Exercise requirements
Your reply should be a single number: how many lines contain the string "units".
━━━━━ Data for processing
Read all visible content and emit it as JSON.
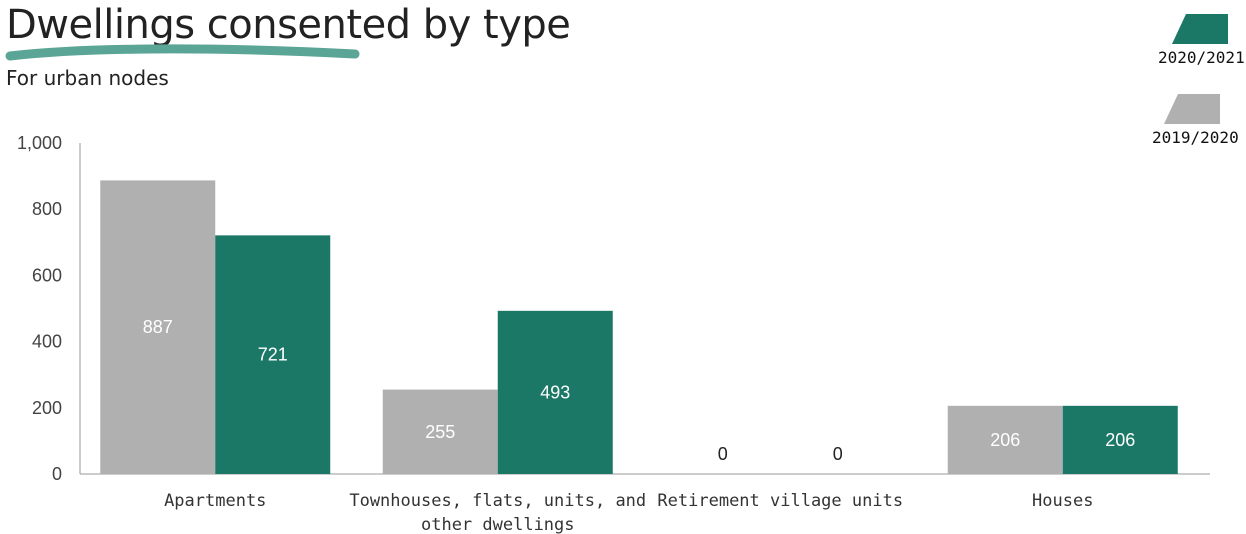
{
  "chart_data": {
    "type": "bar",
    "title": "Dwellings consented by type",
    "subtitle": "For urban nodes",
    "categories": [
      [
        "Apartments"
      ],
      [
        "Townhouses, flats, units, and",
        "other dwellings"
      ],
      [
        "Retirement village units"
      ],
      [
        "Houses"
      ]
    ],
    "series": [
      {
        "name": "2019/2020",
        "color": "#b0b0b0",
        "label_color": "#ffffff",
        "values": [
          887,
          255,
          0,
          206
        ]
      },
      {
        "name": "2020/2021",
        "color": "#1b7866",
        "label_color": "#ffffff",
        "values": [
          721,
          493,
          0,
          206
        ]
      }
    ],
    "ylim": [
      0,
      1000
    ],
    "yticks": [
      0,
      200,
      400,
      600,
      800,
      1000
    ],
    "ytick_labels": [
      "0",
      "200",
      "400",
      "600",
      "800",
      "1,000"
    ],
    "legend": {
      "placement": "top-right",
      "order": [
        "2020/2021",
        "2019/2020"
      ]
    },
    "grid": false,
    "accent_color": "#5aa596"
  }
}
━━━━━━━━━━
Written response
2